■ Problem details ■
Your answer should be one number: how many lines of the data include the string "本题考查的知识点是两位数减一位数"?

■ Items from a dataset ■
☆ ☆ ☆ ☆ ☆ ☆ ☆

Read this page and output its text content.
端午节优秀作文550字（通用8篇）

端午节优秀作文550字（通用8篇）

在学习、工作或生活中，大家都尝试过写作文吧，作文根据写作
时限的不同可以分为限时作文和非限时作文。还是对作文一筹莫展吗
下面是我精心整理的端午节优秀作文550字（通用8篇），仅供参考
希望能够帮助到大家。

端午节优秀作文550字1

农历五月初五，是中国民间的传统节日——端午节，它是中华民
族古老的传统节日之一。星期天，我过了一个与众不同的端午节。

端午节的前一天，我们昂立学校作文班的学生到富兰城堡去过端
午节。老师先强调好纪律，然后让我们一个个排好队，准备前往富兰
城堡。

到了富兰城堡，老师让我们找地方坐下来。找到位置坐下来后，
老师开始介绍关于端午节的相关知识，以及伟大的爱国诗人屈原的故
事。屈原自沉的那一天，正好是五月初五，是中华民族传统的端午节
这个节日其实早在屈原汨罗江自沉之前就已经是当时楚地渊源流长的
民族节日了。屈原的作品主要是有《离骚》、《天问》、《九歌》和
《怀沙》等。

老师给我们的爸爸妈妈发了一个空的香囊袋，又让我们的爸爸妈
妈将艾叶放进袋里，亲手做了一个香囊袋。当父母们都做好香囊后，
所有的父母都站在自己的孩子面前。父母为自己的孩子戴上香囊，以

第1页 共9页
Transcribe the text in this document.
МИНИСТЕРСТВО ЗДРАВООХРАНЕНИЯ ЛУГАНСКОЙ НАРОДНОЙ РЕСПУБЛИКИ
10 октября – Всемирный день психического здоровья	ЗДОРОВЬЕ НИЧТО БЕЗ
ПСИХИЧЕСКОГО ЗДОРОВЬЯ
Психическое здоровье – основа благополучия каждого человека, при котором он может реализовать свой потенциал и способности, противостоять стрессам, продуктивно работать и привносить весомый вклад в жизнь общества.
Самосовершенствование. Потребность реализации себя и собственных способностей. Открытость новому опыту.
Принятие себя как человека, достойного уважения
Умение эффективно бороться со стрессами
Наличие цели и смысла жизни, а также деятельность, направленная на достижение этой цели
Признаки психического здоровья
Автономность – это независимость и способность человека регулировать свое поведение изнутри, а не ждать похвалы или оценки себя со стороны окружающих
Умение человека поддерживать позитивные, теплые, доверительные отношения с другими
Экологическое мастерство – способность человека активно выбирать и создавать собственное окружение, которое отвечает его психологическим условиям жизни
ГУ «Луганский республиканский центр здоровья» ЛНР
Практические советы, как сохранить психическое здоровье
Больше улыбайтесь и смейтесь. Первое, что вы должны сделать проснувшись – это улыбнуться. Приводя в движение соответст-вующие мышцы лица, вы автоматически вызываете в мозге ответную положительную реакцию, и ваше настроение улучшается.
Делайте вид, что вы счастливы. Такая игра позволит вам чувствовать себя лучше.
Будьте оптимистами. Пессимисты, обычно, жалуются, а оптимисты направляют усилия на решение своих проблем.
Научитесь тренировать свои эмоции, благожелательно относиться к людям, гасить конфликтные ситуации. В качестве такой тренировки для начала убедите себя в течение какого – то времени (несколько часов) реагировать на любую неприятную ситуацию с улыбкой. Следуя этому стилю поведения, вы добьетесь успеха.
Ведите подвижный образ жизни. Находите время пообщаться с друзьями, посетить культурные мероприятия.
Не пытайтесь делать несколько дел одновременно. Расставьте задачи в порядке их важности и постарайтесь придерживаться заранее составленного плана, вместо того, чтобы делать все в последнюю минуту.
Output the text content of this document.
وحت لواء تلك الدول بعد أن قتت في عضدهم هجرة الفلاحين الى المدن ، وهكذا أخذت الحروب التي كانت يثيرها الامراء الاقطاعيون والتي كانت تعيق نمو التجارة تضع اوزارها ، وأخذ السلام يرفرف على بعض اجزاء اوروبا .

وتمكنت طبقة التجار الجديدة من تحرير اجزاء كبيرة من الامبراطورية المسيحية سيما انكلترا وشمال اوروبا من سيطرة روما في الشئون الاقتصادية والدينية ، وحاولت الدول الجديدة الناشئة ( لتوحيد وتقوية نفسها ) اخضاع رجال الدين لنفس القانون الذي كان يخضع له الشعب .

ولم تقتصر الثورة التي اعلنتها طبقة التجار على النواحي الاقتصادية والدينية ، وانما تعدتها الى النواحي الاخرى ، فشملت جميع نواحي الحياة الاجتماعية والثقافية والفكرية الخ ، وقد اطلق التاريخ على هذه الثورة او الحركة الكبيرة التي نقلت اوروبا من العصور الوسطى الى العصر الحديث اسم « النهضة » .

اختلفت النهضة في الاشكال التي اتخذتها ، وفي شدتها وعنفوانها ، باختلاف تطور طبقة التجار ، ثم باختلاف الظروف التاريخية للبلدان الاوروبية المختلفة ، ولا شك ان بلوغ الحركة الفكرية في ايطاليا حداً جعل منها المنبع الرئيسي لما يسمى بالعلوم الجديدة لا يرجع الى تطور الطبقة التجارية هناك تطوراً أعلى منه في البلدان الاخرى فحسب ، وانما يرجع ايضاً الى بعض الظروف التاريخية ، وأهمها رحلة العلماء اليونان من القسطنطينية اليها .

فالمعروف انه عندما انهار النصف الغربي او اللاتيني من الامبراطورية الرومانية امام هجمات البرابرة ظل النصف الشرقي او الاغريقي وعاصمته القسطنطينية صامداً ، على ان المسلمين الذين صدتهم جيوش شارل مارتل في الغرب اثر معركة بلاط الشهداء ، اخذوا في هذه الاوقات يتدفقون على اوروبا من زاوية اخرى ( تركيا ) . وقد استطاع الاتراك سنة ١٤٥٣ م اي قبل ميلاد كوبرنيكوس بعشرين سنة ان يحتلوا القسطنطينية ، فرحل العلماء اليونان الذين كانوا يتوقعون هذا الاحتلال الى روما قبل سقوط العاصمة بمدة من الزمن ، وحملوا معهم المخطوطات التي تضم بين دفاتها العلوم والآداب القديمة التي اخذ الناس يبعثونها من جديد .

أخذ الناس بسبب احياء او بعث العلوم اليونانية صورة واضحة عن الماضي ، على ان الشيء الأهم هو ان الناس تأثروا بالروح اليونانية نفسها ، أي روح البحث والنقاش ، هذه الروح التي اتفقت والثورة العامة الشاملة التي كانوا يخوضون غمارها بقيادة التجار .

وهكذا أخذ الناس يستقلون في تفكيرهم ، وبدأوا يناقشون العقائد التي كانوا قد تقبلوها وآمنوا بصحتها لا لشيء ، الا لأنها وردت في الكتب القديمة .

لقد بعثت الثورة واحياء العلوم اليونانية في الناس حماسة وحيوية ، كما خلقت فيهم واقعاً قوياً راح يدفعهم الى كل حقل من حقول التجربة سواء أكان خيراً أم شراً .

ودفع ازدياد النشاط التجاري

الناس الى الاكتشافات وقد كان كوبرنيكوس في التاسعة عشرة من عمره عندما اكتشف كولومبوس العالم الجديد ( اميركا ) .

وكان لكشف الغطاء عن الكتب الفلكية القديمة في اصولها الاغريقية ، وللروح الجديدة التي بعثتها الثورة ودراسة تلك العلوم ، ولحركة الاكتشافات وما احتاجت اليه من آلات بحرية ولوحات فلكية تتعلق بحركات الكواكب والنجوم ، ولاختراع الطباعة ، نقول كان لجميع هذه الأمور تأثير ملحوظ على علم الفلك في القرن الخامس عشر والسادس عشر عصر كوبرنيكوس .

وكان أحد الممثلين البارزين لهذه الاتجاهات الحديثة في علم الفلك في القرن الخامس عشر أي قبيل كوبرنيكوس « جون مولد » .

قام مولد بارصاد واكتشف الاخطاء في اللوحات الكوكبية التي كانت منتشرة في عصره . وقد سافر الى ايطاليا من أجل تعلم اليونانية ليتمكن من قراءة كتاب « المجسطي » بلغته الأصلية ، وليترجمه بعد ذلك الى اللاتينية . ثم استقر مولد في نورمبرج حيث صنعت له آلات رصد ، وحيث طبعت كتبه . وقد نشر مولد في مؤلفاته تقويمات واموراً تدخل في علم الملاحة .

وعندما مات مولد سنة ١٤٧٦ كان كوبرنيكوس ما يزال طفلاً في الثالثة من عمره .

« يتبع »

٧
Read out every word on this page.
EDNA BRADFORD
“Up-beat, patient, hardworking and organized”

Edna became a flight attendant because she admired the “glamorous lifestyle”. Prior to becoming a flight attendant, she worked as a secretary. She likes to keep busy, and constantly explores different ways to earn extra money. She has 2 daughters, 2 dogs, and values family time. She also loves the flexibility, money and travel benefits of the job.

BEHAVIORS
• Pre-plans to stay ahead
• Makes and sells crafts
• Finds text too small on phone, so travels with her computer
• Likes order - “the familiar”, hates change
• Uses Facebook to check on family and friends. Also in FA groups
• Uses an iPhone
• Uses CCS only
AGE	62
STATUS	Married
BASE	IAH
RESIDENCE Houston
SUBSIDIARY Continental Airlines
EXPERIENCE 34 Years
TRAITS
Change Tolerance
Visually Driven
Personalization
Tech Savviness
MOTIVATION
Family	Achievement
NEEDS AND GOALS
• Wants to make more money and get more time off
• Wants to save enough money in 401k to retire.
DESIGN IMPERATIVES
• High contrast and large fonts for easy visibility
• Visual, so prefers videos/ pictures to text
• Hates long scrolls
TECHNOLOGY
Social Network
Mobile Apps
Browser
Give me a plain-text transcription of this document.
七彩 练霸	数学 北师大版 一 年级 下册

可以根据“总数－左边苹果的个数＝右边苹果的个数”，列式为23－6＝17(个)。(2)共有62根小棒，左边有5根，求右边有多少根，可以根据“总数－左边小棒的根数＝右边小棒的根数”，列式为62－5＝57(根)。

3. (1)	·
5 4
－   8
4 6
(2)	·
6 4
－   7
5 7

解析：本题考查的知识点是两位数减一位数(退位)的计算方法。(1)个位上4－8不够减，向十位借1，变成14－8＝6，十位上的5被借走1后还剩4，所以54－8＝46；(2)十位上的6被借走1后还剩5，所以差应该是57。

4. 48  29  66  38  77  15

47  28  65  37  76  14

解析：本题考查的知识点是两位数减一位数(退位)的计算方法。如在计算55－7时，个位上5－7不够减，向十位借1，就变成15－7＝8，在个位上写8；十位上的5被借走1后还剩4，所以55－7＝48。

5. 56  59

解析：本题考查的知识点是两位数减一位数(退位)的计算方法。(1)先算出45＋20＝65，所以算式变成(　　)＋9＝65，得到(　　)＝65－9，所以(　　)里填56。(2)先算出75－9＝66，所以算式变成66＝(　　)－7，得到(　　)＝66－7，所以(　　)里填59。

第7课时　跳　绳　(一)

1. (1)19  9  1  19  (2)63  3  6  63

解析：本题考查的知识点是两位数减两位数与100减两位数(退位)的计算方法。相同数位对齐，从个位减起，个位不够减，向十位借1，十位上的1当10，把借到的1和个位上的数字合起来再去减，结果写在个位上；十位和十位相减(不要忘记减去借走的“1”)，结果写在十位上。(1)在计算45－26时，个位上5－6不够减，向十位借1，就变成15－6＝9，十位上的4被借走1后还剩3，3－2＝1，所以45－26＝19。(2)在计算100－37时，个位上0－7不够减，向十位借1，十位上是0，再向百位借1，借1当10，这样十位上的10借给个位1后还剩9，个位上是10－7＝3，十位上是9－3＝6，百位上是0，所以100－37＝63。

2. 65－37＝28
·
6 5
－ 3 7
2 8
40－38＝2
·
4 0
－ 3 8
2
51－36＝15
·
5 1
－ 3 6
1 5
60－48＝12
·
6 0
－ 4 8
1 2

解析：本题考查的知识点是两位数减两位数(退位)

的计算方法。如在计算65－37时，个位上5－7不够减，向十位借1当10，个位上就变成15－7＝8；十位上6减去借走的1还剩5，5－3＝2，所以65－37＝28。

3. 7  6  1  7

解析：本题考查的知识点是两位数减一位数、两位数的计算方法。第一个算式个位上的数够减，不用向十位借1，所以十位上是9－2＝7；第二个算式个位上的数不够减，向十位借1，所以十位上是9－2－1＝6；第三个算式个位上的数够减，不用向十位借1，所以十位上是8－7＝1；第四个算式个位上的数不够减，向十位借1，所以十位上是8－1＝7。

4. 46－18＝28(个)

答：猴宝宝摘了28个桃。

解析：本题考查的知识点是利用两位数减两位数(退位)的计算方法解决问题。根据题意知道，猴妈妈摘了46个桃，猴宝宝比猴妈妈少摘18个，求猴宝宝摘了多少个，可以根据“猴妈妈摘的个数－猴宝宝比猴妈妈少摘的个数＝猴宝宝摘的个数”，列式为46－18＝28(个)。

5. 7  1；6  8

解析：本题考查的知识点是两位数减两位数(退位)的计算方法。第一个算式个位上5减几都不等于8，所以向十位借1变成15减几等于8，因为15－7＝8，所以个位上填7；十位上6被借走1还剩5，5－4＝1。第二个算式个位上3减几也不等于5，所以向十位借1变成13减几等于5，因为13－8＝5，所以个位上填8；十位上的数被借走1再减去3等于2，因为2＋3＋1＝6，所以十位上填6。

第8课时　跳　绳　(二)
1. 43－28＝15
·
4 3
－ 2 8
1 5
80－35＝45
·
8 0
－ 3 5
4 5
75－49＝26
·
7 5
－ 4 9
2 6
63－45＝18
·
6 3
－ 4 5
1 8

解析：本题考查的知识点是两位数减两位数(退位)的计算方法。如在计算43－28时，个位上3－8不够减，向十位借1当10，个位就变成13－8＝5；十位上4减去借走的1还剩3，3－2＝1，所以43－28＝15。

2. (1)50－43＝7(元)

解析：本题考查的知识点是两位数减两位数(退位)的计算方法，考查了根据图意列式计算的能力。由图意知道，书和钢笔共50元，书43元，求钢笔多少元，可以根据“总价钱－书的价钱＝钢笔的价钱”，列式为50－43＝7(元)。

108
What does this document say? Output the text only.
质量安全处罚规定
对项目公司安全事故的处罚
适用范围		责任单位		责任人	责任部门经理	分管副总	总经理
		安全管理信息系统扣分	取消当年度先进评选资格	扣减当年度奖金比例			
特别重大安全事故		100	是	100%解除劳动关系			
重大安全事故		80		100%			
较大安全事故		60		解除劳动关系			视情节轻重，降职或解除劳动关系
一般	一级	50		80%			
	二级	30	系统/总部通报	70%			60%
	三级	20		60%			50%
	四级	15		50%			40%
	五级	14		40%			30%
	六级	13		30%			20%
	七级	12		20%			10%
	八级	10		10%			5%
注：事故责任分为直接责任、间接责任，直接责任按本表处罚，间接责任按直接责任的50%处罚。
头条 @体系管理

☆ ☆ ☆ ☆ ☆ ☆ ☆

■ Output of the task ■
4